* start *

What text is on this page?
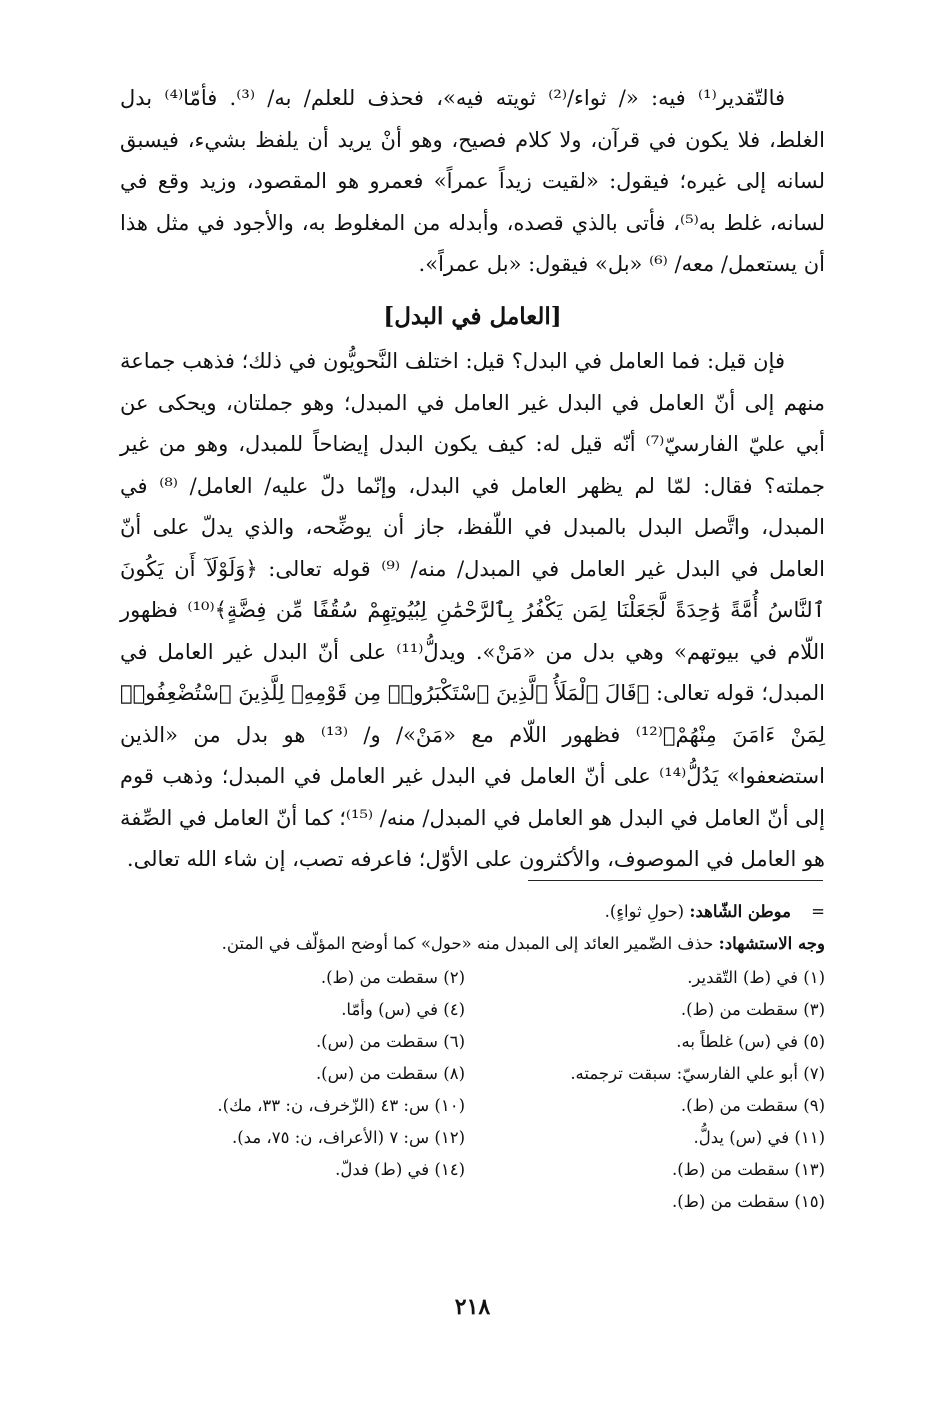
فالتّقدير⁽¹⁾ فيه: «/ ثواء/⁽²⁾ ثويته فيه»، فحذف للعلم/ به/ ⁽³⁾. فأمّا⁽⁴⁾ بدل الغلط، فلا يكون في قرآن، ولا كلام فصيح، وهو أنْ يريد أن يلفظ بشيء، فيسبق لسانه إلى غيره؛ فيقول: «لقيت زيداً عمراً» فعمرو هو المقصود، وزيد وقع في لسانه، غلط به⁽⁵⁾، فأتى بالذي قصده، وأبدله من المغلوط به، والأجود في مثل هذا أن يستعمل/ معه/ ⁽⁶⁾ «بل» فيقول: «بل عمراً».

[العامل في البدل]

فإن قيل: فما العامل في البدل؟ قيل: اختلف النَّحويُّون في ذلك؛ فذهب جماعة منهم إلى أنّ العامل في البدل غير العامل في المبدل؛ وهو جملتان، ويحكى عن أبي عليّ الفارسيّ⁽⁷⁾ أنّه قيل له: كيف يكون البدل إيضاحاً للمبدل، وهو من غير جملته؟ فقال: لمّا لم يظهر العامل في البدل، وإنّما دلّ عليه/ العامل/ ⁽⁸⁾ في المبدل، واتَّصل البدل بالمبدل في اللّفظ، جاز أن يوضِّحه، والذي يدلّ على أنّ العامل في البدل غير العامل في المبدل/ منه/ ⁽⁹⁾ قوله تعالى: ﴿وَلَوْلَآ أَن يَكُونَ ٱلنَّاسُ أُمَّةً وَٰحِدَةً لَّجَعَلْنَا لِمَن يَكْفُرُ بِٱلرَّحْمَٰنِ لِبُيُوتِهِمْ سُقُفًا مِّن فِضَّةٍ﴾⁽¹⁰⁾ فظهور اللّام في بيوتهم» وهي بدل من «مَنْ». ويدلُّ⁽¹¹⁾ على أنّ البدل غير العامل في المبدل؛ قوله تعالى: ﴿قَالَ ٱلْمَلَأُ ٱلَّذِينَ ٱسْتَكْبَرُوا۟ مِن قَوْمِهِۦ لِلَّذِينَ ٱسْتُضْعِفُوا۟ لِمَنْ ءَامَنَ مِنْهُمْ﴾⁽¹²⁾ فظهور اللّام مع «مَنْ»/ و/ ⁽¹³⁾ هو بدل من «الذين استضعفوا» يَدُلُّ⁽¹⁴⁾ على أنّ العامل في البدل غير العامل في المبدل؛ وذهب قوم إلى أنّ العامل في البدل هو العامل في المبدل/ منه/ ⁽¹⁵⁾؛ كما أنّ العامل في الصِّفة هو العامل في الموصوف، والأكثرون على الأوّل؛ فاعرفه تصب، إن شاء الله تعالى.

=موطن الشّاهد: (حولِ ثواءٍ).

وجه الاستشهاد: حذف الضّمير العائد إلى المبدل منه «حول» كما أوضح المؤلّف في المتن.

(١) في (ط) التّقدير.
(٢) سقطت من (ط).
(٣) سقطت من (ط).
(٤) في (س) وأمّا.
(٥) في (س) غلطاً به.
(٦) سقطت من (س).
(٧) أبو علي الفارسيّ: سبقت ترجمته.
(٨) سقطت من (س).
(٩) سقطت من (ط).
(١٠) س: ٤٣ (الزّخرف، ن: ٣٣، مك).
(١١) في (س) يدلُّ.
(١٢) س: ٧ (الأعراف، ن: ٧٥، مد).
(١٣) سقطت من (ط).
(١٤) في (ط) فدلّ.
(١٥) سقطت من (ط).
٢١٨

* end *

## YOUR TASK
In the copy, include all records verbatim but no images.

## FULL RESPONSE
What text is on this page?
فالتّقدير⁽¹⁾ فيه: «/ ثواء/⁽²⁾ ثويته فيه»، فحذف للعلم/ به/ ⁽³⁾. فأمّا⁽⁴⁾ بدل الغلط، فلا يكون في قرآن، ولا كلام فصيح، وهو أنْ يريد أن يلفظ بشيء، فيسبق لسانه إلى غيره؛ فيقول: «لقيت زيداً عمراً» فعمرو هو المقصود، وزيد وقع في لسانه، غلط به⁽⁵⁾، فأتى بالذي قصده، وأبدله من المغلوط به، والأجود في مثل هذا أن يستعمل/ معه/ ⁽⁶⁾ «بل» فيقول: «بل عمراً».

[العامل في البدل]

فإن قيل: فما العامل في البدل؟ قيل: اختلف النَّحويُّون في ذلك؛ فذهب جماعة منهم إلى أنّ العامل في البدل غير العامل في المبدل؛ وهو جملتان، ويحكى عن أبي عليّ الفارسيّ⁽⁷⁾ أنّه قيل له: كيف يكون البدل إيضاحاً للمبدل، وهو من غير جملته؟ فقال: لمّا لم يظهر العامل في البدل، وإنّما دلّ عليه/ العامل/ ⁽⁸⁾ في المبدل، واتَّصل البدل بالمبدل في اللّفظ، جاز أن يوضِّحه، والذي يدلّ على أنّ العامل في البدل غير العامل في المبدل/ منه/ ⁽⁹⁾ قوله تعالى: ﴿وَلَوْلَآ أَن يَكُونَ ٱلنَّاسُ أُمَّةً وَٰحِدَةً لَّجَعَلْنَا لِمَن يَكْفُرُ بِٱلرَّحْمَٰنِ لِبُيُوتِهِمْ سُقُفًا مِّن فِضَّةٍ﴾⁽¹⁰⁾ فظهور اللّام في بيوتهم» وهي بدل من «مَنْ». ويدلُّ⁽¹¹⁾ على أنّ البدل غير العامل في المبدل؛ قوله تعالى: ﴿قَالَ ٱلْمَلَأُ ٱلَّذِينَ ٱسْتَكْبَرُوا۟ مِن قَوْمِهِۦ لِلَّذِينَ ٱسْتُضْعِفُوا۟ لِمَنْ ءَامَنَ مِنْهُمْ﴾⁽¹²⁾ فظهور اللّام مع «مَنْ»/ و/ ⁽¹³⁾ هو بدل من «الذين استضعفوا» يَدُلُّ⁽¹⁴⁾ على أنّ العامل في البدل غير العامل في المبدل؛ وذهب قوم إلى أنّ العامل في البدل هو العامل في المبدل/ منه/ ⁽¹⁵⁾؛ كما أنّ العامل في الصِّفة هو العامل في الموصوف، والأكثرون على الأوّل؛ فاعرفه تصب، إن شاء الله تعالى.

=موطن الشّاهد: (حولِ ثواءٍ).

وجه الاستشهاد: حذف الضّمير العائد إلى المبدل منه «حول» كما أوضح المؤلّف في المتن.

(١) في (ط) التّقدير.
(٢) سقطت من (ط).
(٣) سقطت من (ط).
(٤) في (س) وأمّا.
(٥) في (س) غلطاً به.
(٦) سقطت من (س).
(٧) أبو علي الفارسيّ: سبقت ترجمته.
(٨) سقطت من (س).
(٩) سقطت من (ط).
(١٠) س: ٤٣ (الزّخرف، ن: ٣٣، مك).
(١١) في (س) يدلُّ.
(١٢) س: ٧ (الأعراف، ن: ٧٥، مد).
(١٣) سقطت من (ط).
(١٤) في (ط) فدلّ.
(١٥) سقطت من (ط).
٢١٨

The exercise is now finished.